##### Data for this task

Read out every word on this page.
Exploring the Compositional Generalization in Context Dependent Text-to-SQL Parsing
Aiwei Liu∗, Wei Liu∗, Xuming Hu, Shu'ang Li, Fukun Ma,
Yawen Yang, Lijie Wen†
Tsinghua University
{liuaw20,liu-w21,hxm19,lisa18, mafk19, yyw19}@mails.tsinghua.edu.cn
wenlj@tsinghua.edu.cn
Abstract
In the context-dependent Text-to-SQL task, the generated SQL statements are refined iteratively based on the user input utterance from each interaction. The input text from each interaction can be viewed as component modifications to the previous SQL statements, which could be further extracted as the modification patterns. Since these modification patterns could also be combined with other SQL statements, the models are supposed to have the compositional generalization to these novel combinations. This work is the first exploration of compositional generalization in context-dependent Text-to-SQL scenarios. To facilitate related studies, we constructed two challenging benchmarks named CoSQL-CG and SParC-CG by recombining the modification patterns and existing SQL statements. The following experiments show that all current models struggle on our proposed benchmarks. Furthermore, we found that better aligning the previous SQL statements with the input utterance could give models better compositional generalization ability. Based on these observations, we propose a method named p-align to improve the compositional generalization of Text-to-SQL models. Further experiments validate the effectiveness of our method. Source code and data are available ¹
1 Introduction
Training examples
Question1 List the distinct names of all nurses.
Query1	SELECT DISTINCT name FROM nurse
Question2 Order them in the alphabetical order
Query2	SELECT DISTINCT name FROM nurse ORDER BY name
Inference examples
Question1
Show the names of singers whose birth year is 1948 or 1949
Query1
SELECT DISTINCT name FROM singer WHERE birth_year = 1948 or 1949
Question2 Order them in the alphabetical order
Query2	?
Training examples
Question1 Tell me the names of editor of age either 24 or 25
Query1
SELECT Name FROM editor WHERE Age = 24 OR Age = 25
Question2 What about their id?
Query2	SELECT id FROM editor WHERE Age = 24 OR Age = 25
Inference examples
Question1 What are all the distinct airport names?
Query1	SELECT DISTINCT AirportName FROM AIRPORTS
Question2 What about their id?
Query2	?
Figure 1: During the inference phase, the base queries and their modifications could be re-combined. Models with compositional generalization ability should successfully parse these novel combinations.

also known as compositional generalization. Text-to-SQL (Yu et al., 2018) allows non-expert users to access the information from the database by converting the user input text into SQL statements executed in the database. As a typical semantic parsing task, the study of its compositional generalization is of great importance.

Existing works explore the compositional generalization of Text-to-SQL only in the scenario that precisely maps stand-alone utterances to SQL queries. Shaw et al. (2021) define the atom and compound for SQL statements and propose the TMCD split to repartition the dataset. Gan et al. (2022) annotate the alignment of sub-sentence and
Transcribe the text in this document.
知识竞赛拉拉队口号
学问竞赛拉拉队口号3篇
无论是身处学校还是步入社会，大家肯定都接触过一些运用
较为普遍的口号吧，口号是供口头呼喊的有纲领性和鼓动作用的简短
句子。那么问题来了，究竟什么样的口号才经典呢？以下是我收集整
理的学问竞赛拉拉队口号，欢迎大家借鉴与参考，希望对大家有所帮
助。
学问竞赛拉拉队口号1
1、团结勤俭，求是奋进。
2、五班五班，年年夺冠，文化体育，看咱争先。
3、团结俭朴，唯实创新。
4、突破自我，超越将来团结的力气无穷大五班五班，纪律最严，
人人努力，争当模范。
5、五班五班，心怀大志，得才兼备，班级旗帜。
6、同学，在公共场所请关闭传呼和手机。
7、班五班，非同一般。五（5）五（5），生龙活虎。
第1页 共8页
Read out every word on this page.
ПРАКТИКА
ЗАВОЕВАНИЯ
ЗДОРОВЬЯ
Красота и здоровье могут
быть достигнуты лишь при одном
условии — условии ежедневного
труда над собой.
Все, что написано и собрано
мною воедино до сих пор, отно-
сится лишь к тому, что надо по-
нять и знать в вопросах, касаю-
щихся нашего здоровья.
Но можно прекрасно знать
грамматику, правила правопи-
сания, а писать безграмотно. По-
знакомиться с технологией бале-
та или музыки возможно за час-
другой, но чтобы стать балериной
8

##########

- **Your task**: Output each record exactly, leaving nothing out.

- **Answer to the problem**:
Read out every word on this page.
Exploring the Compositional Generalization in Context Dependent Text-to-SQL Parsing
Aiwei Liu∗, Wei Liu∗, Xuming Hu, Shu'ang Li, Fukun Ma,
Yawen Yang, Lijie Wen†
Tsinghua University
{liuaw20,liu-w21,hxm19,lisa18, mafk19, yyw19}@mails.tsinghua.edu.cn
wenlj@tsinghua.edu.cn
Abstract
In the context-dependent Text-to-SQL task, the generated SQL statements are refined iteratively based on the user input utterance from each interaction. The input text from each interaction can be viewed as component modifications to the previous SQL statements, which could be further extracted as the modification patterns. Since these modification patterns could also be combined with other SQL statements, the models are supposed to have the compositional generalization to these novel combinations. This work is the first exploration of compositional generalization in context-dependent Text-to-SQL scenarios. To facilitate related studies, we constructed two challenging benchmarks named CoSQL-CG and SParC-CG by recombining the modification patterns and existing SQL statements. The following experiments show that all current models struggle on our proposed benchmarks. Furthermore, we found that better aligning the previous SQL statements with the input utterance could give models better compositional generalization ability. Based on these observations, we propose a method named p-align to improve the compositional generalization of Text-to-SQL models. Further experiments validate the effectiveness of our method. Source code and data are available ¹
1 Introduction
Training examples
Question1 List the distinct names of all nurses.
Query1	SELECT DISTINCT name FROM nurse
Question2 Order them in the alphabetical order
Query2	SELECT DISTINCT name FROM nurse ORDER BY name
Inference examples
Question1
Show the names of singers whose birth year is 1948 or 1949
Query1
SELECT DISTINCT name FROM singer WHERE birth_year = 1948 or 1949
Question2 Order them in the alphabetical order
Query2	?
Training examples
Question1 Tell me the names of editor of age either 24 or 25
Query1
SELECT Name FROM editor WHERE Age = 24 OR Age = 25
Question2 What about their id?
Query2	SELECT id FROM editor WHERE Age = 24 OR Age = 25
Inference examples
Question1 What are all the distinct airport names?
Query1	SELECT DISTINCT AirportName FROM AIRPORTS
Question2 What about their id?
Query2	?
Figure 1: During the inference phase, the base queries and their modifications could be re-combined. Models with compositional generalization ability should successfully parse these novel combinations.

also known as compositional generalization. Text-to-SQL (Yu et al., 2018) allows non-expert users to access the information from the database by converting the user input text into SQL statements executed in the database. As a typical semantic parsing task, the study of its compositional generalization is of great importance.

Existing works explore the compositional generalization of Text-to-SQL only in the scenario that precisely maps stand-alone utterances to SQL queries. Shaw et al. (2021) define the atom and compound for SQL statements and propose the TMCD split to repartition the dataset. Gan et al. (2022) annotate the alignment of sub-sentence and
Transcribe the text in this document.
知识竞赛拉拉队口号
学问竞赛拉拉队口号3篇
无论是身处学校还是步入社会，大家肯定都接触过一些运用
较为普遍的口号吧，口号是供口头呼喊的有纲领性和鼓动作用的简短
句子。那么问题来了，究竟什么样的口号才经典呢？以下是我收集整
理的学问竞赛拉拉队口号，欢迎大家借鉴与参考，希望对大家有所帮
助。
学问竞赛拉拉队口号1
1、团结勤俭，求是奋进。
2、五班五班，年年夺冠，文化体育，看咱争先。
3、团结俭朴，唯实创新。
4、突破自我，超越将来团结的力气无穷大五班五班，纪律最严，
人人努力，争当模范。
5、五班五班，心怀大志，得才兼备，班级旗帜。
6、同学，在公共场所请关闭传呼和手机。
7、班五班，非同一般。五（5）五（5），生龙活虎。
第1页 共8页
Read out every word on this page.
ПРАКТИКА
ЗАВОЕВАНИЯ
ЗДОРОВЬЯ
Красота и здоровье могут
быть достигнуты лишь при одном
условии — условии ежедневного
труда над собой.
Все, что написано и собрано
мною воедино до сих пор, отно-
сится лишь к тому, что надо по-
нять и знать в вопросах, касаю-
щихся нашего здоровья.
Но можно прекрасно знать
грамматику, правила правопи-
сания, а писать безграмотно. По-
знакомиться с технологией бале-
та или музыки возможно за час-
другой, но чтобы стать балериной
8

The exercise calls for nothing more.